(Collected data)
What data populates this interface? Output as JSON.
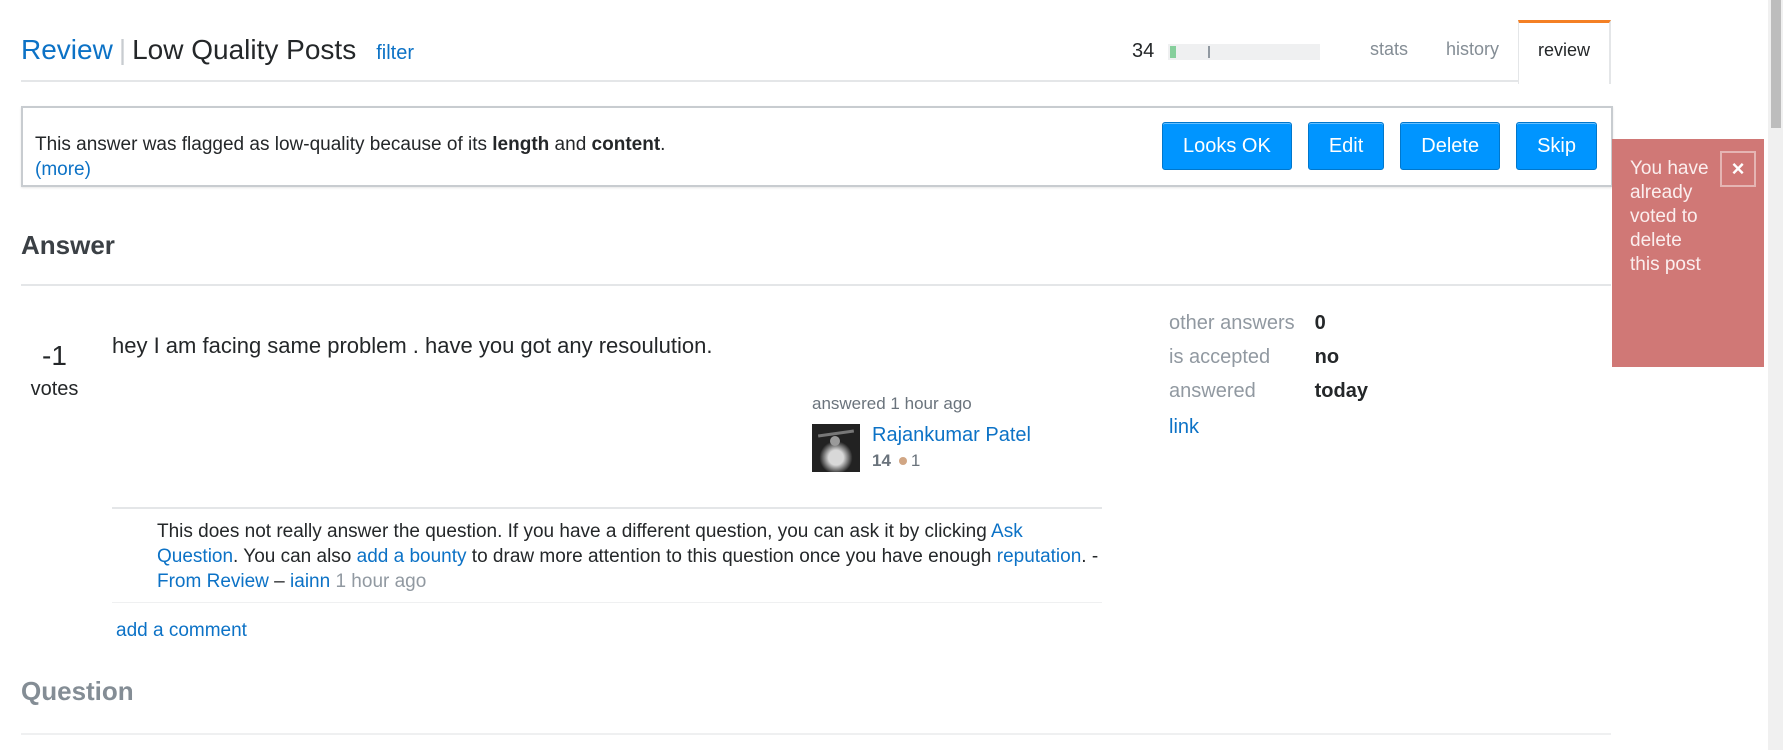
{
  "header": {
    "breadcrumb_root": "Review",
    "separator": "|",
    "queue_title": "Low Quality Posts",
    "filter_label": "filter",
    "review_count": "34",
    "progress": {
      "completed_fraction": 0.04,
      "marker_fraction": 0.26
    },
    "tabs": [
      {
        "label": "stats",
        "active": false
      },
      {
        "label": "history",
        "active": false
      },
      {
        "label": "review",
        "active": true
      }
    ]
  },
  "flag_notice": {
    "prefix": "This answer was flagged as low-quality because of its ",
    "reason1": "length",
    "middle": " and ",
    "reason2": "content",
    "suffix": ".",
    "more_link": "(more)"
  },
  "actions": {
    "looks_ok": "Looks OK",
    "edit": "Edit",
    "delete": "Delete",
    "skip": "Skip"
  },
  "answer": {
    "heading": "Answer",
    "votes": "-1",
    "votes_label": "votes",
    "body": "hey I am facing same problem . have you got any resoulution.",
    "action_time": "answered 1 hour ago",
    "user": {
      "name": "Rajankumar Patel",
      "reputation": "14",
      "bronze_badges": "1",
      "bronze_color": "#d1a684"
    },
    "comment": {
      "text1": "This does not really answer the question. If you have a different question, you can ask it by clicking ",
      "link_ask": "Ask Question",
      "text2": ". You can also ",
      "link_bounty": "add a bounty",
      "text3": " to draw more attention to this question once you have enough ",
      "link_reputation": "reputation",
      "text4": ". - ",
      "link_review": "From Review",
      "dash": " – ",
      "author": "iainn",
      "time": " 1 hour ago"
    },
    "add_comment": "add a comment"
  },
  "stats": {
    "rows": [
      {
        "key": "other answers",
        "value": "0"
      },
      {
        "key": "is accepted",
        "value": "no"
      },
      {
        "key": "answered",
        "value": "today"
      }
    ],
    "link": "link"
  },
  "question": {
    "heading": "Question"
  },
  "notification": {
    "text": "You have already voted to delete this post",
    "close": "×",
    "color": "#d07876"
  }
}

### Given request
Print the full listing exactly, dropping the pictures.

### Output of the exercise
What data populates this interface? Output as JSON.
{
  "header": {
    "breadcrumb_root": "Review",
    "separator": "|",
    "queue_title": "Low Quality Posts",
    "filter_label": "filter",
    "review_count": "34",
    "progress": {
      "completed_fraction": 0.04,
      "marker_fraction": 0.26
    },
    "tabs": [
      {
        "label": "stats",
        "active": false
      },
      {
        "label": "history",
        "active": false
      },
      {
        "label": "review",
        "active": true
      }
    ]
  },
  "flag_notice": {
    "prefix": "This answer was flagged as low-quality because of its ",
    "reason1": "length",
    "middle": " and ",
    "reason2": "content",
    "suffix": ".",
    "more_link": "(more)"
  },
  "actions": {
    "looks_ok": "Looks OK",
    "edit": "Edit",
    "delete": "Delete",
    "skip": "Skip"
  },
  "answer": {
    "heading": "Answer",
    "votes": "-1",
    "votes_label": "votes",
    "body": "hey I am facing same problem . have you got any resoulution.",
    "action_time": "answered 1 hour ago",
    "user": {
      "name": "Rajankumar Patel",
      "reputation": "14",
      "bronze_badges": "1",
      "bronze_color": "#d1a684"
    },
    "comment": {
      "text1": "This does not really answer the question. If you have a different question, you can ask it by clicking ",
      "link_ask": "Ask Question",
      "text2": ". You can also ",
      "link_bounty": "add a bounty",
      "text3": " to draw more attention to this question once you have enough ",
      "link_reputation": "reputation",
      "text4": ". - ",
      "link_review": "From Review",
      "dash": " – ",
      "author": "iainn",
      "time": " 1 hour ago"
    },
    "add_comment": "add a comment"
  },
  "stats": {
    "rows": [
      {
        "key": "other answers",
        "value": "0"
      },
      {
        "key": "is accepted",
        "value": "no"
      },
      {
        "key": "answered",
        "value": "today"
      }
    ],
    "link": "link"
  },
  "question": {
    "heading": "Question"
  },
  "notification": {
    "text": "You have already voted to delete this post",
    "close": "×",
    "color": "#d07876"
  }
}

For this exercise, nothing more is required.